What to do: Each line containing the word "获得了Mason" needs to be copied.

Provided material:
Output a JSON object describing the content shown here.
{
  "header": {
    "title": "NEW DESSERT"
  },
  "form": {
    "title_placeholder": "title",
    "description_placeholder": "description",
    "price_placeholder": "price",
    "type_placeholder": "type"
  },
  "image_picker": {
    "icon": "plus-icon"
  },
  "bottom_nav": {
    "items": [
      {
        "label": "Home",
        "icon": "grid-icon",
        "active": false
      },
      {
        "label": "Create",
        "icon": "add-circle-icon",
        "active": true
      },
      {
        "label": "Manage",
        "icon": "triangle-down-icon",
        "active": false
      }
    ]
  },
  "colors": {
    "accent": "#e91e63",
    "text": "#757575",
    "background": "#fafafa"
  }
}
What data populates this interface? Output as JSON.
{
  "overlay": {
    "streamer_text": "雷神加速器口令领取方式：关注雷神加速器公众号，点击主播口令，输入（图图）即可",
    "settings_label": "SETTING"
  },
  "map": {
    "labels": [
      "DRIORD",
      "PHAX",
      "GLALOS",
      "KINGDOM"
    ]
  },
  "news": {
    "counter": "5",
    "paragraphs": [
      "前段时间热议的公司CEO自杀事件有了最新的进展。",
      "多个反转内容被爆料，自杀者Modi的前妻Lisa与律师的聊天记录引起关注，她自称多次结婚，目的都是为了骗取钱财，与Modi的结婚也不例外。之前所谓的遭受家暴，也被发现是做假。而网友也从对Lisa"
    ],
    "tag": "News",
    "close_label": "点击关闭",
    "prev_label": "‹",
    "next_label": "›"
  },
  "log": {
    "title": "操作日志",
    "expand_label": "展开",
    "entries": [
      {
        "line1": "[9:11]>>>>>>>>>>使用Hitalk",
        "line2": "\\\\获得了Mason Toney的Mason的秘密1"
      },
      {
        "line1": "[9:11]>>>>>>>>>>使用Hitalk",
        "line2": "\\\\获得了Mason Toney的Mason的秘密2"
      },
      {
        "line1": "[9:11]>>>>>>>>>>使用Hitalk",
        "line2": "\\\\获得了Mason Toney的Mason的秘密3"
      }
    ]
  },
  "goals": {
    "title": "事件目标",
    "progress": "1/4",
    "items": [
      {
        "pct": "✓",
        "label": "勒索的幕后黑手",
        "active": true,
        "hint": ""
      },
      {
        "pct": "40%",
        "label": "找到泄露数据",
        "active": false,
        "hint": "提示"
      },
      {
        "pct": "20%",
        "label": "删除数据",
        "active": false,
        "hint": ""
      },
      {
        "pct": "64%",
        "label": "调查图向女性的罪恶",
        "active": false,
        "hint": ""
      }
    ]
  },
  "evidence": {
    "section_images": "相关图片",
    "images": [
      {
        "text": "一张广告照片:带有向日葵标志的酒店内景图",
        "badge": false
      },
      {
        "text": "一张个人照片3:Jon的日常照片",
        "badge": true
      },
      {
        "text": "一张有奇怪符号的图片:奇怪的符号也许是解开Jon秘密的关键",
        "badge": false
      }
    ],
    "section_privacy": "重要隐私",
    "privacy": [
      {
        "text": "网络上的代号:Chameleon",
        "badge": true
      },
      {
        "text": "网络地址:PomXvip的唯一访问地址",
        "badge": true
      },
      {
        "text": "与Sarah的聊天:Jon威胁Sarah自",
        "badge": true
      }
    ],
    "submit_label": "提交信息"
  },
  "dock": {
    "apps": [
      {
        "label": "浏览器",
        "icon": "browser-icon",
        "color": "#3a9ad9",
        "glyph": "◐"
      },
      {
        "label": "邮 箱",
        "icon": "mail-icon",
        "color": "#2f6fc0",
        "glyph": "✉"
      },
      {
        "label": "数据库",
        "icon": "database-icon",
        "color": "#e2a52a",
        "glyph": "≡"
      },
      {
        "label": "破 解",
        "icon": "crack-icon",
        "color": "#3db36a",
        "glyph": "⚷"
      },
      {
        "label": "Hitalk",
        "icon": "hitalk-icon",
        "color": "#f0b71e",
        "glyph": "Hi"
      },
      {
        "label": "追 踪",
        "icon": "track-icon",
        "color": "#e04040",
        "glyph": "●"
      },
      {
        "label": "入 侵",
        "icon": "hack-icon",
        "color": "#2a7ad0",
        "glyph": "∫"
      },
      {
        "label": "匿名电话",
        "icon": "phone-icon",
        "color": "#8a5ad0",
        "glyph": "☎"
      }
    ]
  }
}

Answer below:
        "line2": "\\\\获得了Mason Toney的Mason的秘密1"
        "line2": "\\\\获得了Mason Toney的Mason的秘密2"
        "line2": "\\\\获得了Mason Toney的Mason的秘密3"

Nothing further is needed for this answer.